Данный отрывок.

И подобное доказательство своего смирения дал автор «Венцеслава»! Но так уж был устроен Ротру, человек с добрым сердцем, всегда готовый на самопожертвование; он отрекся от жизни так же легко, как отрекся от славы.

Ротру был заместителем гражданского и уголовного судьи в округе Дрё; любопытно, что оба этих великих поэта, Ротру и Корнель, явились из Нормандии, тогда как их соперники, Скюдери и Ла Кальпренед, явились с Юга. То была новая битва между языками «ойль» и «ок», в которой языку «ок» предстояло во второй раз потерпеть поражение. Ротру находился в Дрё, когда там разразилась повальная болезнь чрезвычайно опасного характера. Каждый день в городе умирало по тридцать человек. Самые знатные горожане обратились в бегство; мэр умер, главный судья был в отъезде: Ротру заменил того и другого. В это время его брат, живший в Париже, прислал Ротру письмо, в котором он умолял его приехать к нему; но Ротру ответил, что его присутствие необходимо в родном краю и он останется там до тех пор, пока будет считать это полезным.

Что сделать. Перепишите из отрывка о Ротру слово в слово часть текста от «Ротру был заместителем» до «считать это полезным.».

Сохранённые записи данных
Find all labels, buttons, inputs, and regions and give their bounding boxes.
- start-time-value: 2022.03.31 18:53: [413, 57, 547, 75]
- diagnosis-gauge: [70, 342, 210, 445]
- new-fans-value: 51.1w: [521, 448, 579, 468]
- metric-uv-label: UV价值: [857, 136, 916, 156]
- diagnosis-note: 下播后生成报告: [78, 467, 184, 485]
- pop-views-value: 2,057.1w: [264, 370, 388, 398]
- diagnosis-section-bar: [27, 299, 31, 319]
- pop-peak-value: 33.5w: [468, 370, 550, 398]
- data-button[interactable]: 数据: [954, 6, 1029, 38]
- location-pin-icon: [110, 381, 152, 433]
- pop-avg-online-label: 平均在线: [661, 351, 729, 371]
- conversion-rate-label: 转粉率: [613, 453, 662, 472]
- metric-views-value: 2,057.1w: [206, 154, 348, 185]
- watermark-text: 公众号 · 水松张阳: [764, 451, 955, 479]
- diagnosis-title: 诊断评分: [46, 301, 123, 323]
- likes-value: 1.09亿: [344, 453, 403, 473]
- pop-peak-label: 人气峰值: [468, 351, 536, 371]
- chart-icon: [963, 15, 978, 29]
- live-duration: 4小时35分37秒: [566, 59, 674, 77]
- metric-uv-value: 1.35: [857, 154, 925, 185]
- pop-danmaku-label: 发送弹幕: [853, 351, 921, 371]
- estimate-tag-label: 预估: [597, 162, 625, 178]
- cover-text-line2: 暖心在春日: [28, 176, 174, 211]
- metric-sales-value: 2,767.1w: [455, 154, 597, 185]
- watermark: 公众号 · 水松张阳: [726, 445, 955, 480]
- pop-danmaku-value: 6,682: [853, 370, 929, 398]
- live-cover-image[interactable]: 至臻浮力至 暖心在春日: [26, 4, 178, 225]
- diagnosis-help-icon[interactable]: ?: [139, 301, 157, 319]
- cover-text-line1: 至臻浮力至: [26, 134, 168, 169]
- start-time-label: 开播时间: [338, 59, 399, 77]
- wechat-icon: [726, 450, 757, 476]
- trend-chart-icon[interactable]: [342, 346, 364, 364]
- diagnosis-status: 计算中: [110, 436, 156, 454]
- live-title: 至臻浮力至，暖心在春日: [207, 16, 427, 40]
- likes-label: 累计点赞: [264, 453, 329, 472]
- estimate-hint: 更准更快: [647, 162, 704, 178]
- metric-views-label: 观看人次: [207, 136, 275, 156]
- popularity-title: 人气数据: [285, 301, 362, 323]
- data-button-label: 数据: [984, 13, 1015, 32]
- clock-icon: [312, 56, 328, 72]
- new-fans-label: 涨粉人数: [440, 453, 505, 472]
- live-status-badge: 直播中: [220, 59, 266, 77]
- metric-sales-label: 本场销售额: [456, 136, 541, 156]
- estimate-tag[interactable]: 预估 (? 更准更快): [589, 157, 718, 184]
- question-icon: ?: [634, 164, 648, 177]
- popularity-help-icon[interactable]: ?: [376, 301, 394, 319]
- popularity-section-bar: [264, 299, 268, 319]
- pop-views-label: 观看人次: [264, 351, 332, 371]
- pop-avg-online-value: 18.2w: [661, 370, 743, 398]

Письменный ответ.
Ротру был заместителем гражданского и уголовного судьи в округе Дрё; любопытно, что оба этих великих поэта, Ротру и Корнель, явились из Нормандии, тогда как их соперники, Скюдери и Ла Кальпренед, явились с Юга. То была новая битва между языками «ойль» и «ок», в которой языку «ок» предстояло во второй раз потерпеть поражение. Ротру находился в Дрё, когда там разразилась повальная болезнь чрезвычайно опасного характера. Каждый день в городе умирало по тридцать человек. Самые знатные горожане обратились в бегство; мэр умер, главный судья был в отъезде: Ротру заменил того и другого. В это время его брат, живший в Париже, прислал Ротру письмо, в котором он умолял его приехать к нему; но Ротру ответил, что его присутствие необходимо в родном краю и он останется там до тех пор, пока будет считать это полезным.